* [YOUR TASK]:
Return all of the data below verbatim, with every line unchanged and in its original order.
● ● ●
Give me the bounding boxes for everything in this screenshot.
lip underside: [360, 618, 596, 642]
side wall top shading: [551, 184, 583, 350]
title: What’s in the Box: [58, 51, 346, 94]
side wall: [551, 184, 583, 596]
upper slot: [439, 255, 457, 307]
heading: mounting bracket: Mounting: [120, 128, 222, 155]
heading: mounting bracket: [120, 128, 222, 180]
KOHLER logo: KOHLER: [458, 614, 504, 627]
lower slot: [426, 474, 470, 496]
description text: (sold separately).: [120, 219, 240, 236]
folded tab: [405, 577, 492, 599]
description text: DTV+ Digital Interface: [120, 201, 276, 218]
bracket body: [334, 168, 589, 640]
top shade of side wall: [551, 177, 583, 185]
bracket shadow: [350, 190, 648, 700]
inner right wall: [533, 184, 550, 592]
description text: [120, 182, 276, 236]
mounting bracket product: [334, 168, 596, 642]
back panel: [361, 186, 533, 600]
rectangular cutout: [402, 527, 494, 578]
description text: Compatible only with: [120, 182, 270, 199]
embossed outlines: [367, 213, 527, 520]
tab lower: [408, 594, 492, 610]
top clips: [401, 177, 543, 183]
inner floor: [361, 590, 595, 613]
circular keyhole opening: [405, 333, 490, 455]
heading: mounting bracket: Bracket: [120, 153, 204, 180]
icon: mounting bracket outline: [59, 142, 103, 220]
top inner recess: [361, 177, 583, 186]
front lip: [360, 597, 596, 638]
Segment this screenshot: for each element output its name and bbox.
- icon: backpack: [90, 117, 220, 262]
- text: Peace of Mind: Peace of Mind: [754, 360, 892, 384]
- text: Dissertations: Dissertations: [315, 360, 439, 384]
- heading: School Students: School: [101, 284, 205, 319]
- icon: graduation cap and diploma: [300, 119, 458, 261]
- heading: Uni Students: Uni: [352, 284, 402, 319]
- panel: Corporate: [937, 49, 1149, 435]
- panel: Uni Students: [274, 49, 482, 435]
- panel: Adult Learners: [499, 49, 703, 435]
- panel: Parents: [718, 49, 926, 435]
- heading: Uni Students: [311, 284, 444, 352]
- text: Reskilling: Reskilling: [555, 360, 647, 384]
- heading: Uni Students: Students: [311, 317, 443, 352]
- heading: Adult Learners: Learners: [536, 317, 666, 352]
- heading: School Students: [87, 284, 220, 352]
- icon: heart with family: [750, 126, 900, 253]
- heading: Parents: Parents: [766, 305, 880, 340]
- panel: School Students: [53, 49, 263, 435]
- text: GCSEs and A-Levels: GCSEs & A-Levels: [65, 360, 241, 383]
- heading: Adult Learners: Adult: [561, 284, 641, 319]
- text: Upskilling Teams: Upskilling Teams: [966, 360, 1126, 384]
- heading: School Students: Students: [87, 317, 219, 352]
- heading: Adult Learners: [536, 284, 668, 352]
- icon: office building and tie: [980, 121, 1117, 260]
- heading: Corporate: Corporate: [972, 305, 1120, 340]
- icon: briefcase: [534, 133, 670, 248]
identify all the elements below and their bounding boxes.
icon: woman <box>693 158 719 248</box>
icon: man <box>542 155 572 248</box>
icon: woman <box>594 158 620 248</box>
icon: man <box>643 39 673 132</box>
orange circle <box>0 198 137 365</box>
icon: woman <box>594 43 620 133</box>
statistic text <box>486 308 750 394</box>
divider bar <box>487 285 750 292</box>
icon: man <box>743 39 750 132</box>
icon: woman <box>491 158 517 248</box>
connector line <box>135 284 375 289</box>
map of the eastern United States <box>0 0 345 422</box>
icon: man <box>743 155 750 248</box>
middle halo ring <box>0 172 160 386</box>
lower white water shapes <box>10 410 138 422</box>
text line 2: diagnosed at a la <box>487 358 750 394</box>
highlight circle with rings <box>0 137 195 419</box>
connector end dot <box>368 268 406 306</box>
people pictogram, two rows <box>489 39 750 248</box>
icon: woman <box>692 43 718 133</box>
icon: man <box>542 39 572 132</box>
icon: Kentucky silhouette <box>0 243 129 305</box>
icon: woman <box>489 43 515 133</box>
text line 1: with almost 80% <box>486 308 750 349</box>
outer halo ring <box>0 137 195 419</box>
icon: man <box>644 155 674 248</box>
● ● ●
* [IN RESPONSE]:
Give me the bounding boxes for everything in this screenshot.
lip underside: [360, 618, 596, 642]
side wall top shading: [551, 184, 583, 350]
title: What’s in the Box: [58, 51, 346, 94]
side wall: [551, 184, 583, 596]
upper slot: [439, 255, 457, 307]
heading: mounting bracket: Mounting: [120, 128, 222, 155]
heading: mounting bracket: [120, 128, 222, 180]
KOHLER logo: KOHLER: [458, 614, 504, 627]
lower slot: [426, 474, 470, 496]
description text: (sold separately).: [120, 219, 240, 236]
folded tab: [405, 577, 492, 599]
description text: DTV+ Digital Interface: [120, 201, 276, 218]
bracket body: [334, 168, 589, 640]
top shade of side wall: [551, 177, 583, 185]
bracket shadow: [350, 190, 648, 700]
inner right wall: [533, 184, 550, 592]
description text: [120, 182, 276, 236]
mounting bracket product: [334, 168, 596, 642]
back panel: [361, 186, 533, 600]
rectangular cutout: [402, 527, 494, 578]
description text: Compatible only with: [120, 182, 270, 199]
embossed outlines: [367, 213, 527, 520]
tab lower: [408, 594, 492, 610]
top clips: [401, 177, 543, 183]
inner floor: [361, 590, 595, 613]
circular keyhole opening: [405, 333, 490, 455]
heading: mounting bracket: Bracket: [120, 153, 204, 180]
icon: mounting bracket outline: [59, 142, 103, 220]
top inner recess: [361, 177, 583, 186]
front lip: [360, 597, 596, 638]
Segment this screenshot: for each element output its name and bbox.
- icon: backpack: [90, 117, 220, 262]
- text: Peace of Mind: Peace of Mind: [754, 360, 892, 384]
- text: Dissertations: Dissertations: [315, 360, 439, 384]
- heading: School Students: School: [101, 284, 205, 319]
- icon: graduation cap and diploma: [300, 119, 458, 261]
- heading: Uni Students: Uni: [352, 284, 402, 319]
- panel: Corporate: [937, 49, 1149, 435]
- panel: Uni Students: [274, 49, 482, 435]
- panel: Adult Learners: [499, 49, 703, 435]
- panel: Parents: [718, 49, 926, 435]
- heading: Uni Students: [311, 284, 444, 352]
- text: Reskilling: Reskilling: [555, 360, 647, 384]
- heading: Uni Students: Students: [311, 317, 443, 352]
- heading: Adult Learners: Learners: [536, 317, 666, 352]
- heading: School Students: [87, 284, 220, 352]
- icon: heart with family: [750, 126, 900, 253]
- heading: Parents: Parents: [766, 305, 880, 340]
- panel: School Students: [53, 49, 263, 435]
- text: GCSEs and A-Levels: GCSEs & A-Levels: [65, 360, 241, 383]
- heading: Adult Learners: Adult: [561, 284, 641, 319]
- text: Upskilling Teams: Upskilling Teams: [966, 360, 1126, 384]
- heading: School Students: Students: [87, 317, 219, 352]
- heading: Adult Learners: [536, 284, 668, 352]
- icon: office building and tie: [980, 121, 1117, 260]
- heading: Corporate: Corporate: [972, 305, 1120, 340]
- icon: briefcase: [534, 133, 670, 248]
identify all the elements below and their bounding boxes.
icon: woman <box>693 158 719 248</box>
icon: man <box>542 155 572 248</box>
icon: woman <box>594 158 620 248</box>
icon: man <box>643 39 673 132</box>
orange circle <box>0 198 137 365</box>
icon: woman <box>594 43 620 133</box>
statistic text <box>486 308 750 394</box>
divider bar <box>487 285 750 292</box>
icon: man <box>743 39 750 132</box>
icon: woman <box>491 158 517 248</box>
connector line <box>135 284 375 289</box>
map of the eastern United States <box>0 0 345 422</box>
icon: man <box>743 155 750 248</box>
middle halo ring <box>0 172 160 386</box>
lower white water shapes <box>10 410 138 422</box>
text line 2: diagnosed at a la <box>487 358 750 394</box>
highlight circle with rings <box>0 137 195 419</box>
connector end dot <box>368 268 406 306</box>
people pictogram, two rows <box>489 39 750 248</box>
icon: woman <box>692 43 718 133</box>
icon: man <box>542 39 572 132</box>
icon: Kentucky silhouette <box>0 243 129 305</box>
icon: woman <box>489 43 515 133</box>
text line 1: with almost 80% <box>486 308 750 349</box>
outer halo ring <box>0 137 195 419</box>
icon: man <box>644 155 674 248</box>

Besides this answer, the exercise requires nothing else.